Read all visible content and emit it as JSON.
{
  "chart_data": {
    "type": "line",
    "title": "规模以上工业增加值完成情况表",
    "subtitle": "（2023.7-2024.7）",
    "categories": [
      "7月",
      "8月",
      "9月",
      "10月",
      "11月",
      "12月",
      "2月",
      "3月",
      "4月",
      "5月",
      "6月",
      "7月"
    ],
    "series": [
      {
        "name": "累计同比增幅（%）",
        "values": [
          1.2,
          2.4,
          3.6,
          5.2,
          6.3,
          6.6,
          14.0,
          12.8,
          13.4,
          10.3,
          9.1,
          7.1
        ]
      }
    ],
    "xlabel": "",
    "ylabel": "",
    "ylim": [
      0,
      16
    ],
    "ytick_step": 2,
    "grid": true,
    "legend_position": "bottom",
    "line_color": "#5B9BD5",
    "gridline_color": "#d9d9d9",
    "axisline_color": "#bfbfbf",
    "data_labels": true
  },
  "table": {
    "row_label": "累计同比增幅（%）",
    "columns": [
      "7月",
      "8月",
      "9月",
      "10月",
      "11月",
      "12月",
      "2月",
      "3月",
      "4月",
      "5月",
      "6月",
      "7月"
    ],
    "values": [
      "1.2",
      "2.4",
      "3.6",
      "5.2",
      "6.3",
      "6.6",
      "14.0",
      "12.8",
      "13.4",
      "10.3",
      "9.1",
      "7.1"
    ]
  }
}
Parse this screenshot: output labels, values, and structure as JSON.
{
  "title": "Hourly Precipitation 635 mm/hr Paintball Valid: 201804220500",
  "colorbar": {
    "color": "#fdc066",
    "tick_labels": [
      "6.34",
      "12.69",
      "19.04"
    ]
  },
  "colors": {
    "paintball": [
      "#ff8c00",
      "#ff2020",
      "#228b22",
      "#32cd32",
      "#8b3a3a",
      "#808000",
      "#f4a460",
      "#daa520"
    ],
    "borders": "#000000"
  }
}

* What is expected:
Extract the complete data, matching each line exactly.

* Output below:
Read all visible content and emit it as JSON.
{
  "chart_data": {
    "type": "line",
    "title": "规模以上工业增加值完成情况表",
    "subtitle": "（2023.7-2024.7）",
    "categories": [
      "7月",
      "8月",
      "9月",
      "10月",
      "11月",
      "12月",
      "2月",
      "3月",
      "4月",
      "5月",
      "6月",
      "7月"
    ],
    "series": [
      {
        "name": "累计同比增幅（%）",
        "values": [
          1.2,
          2.4,
          3.6,
          5.2,
          6.3,
          6.6,
          14.0,
          12.8,
          13.4,
          10.3,
          9.1,
          7.1
        ]
      }
    ],
    "xlabel": "",
    "ylabel": "",
    "ylim": [
      0,
      16
    ],
    "ytick_step": 2,
    "grid": true,
    "legend_position": "bottom",
    "line_color": "#5B9BD5",
    "gridline_color": "#d9d9d9",
    "axisline_color": "#bfbfbf",
    "data_labels": true
  },
  "table": {
    "row_label": "累计同比增幅（%）",
    "columns": [
      "7月",
      "8月",
      "9月",
      "10月",
      "11月",
      "12月",
      "2月",
      "3月",
      "4月",
      "5月",
      "6月",
      "7月"
    ],
    "values": [
      "1.2",
      "2.4",
      "3.6",
      "5.2",
      "6.3",
      "6.6",
      "14.0",
      "12.8",
      "13.4",
      "10.3",
      "9.1",
      "7.1"
    ]
  }
}
Parse this screenshot: output labels, values, and structure as JSON.
{
  "title": "Hourly Precipitation 635 mm/hr Paintball Valid: 201804220500",
  "colorbar": {
    "color": "#fdc066",
    "tick_labels": [
      "6.34",
      "12.69",
      "19.04"
    ]
  },
  "colors": {
    "paintball": [
      "#ff8c00",
      "#ff2020",
      "#228b22",
      "#32cd32",
      "#8b3a3a",
      "#808000",
      "#f4a460",
      "#daa520"
    ],
    "borders": "#000000"
  }
}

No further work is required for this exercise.